■ TASK PROMPT ■
Review the lines that follow and copy each one that contains the word "bagasjeromstrekket".
....
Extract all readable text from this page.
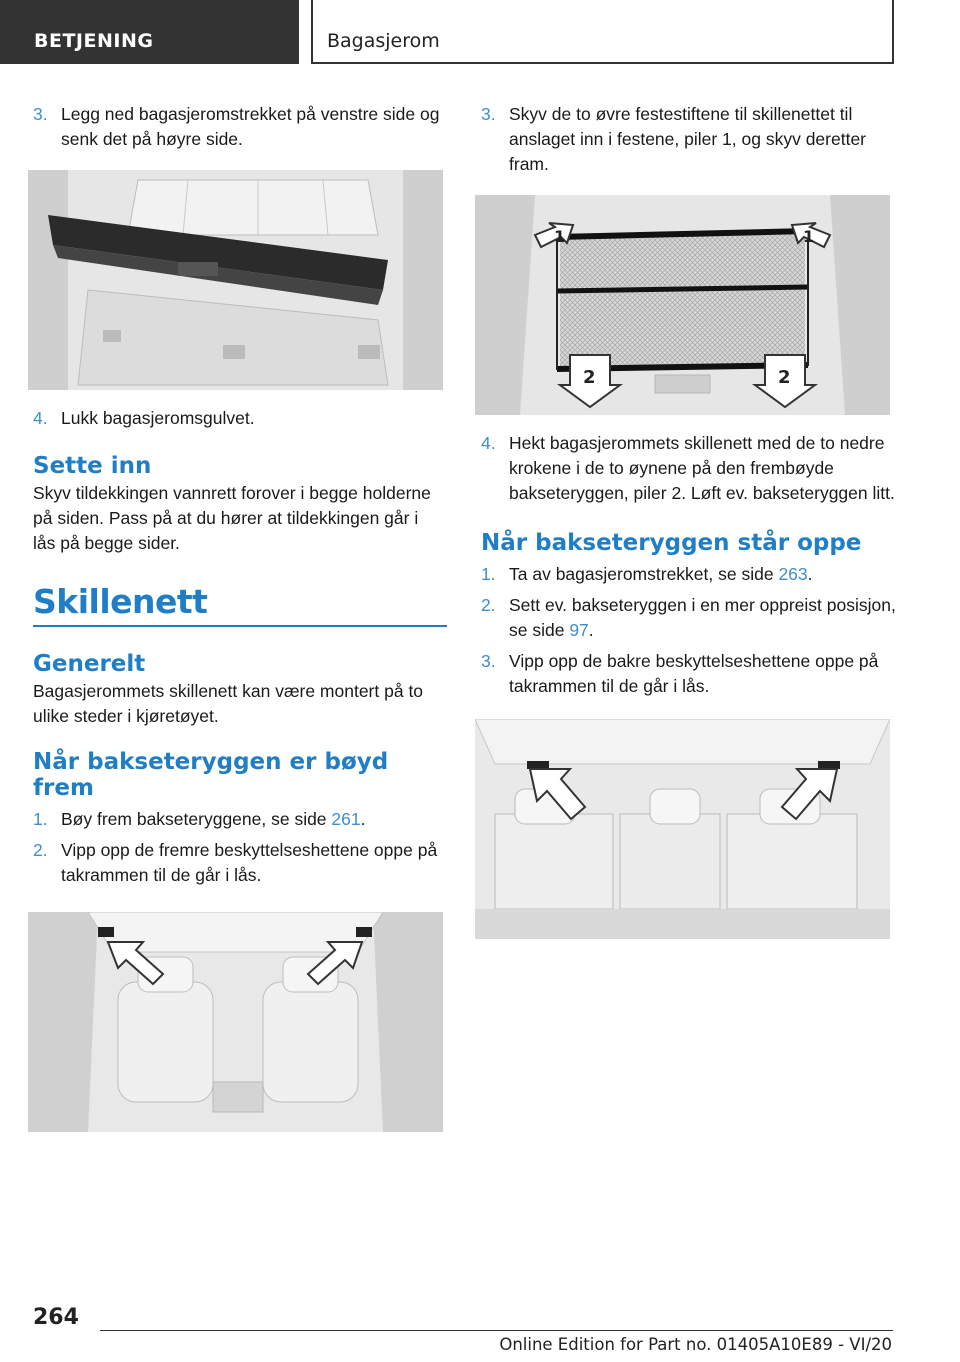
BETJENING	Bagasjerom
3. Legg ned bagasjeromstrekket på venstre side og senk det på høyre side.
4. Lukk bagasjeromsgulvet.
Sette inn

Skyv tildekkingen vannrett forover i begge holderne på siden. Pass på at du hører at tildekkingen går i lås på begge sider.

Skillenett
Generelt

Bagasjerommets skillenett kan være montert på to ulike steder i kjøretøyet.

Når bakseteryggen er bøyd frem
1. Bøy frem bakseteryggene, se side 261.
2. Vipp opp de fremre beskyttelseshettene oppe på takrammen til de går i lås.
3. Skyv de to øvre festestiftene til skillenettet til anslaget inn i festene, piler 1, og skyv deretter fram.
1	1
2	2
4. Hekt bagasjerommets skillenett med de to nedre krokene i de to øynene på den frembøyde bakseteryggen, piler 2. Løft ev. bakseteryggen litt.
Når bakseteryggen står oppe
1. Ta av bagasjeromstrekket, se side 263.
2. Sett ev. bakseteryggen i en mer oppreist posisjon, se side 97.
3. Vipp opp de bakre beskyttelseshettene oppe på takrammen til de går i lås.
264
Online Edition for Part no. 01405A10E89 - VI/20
....
■ REPLY ■
3. Legg ned bagasjeromstrekket på venstre side og senk det på høyre side.
1. Ta av bagasjeromstrekket, se side 263.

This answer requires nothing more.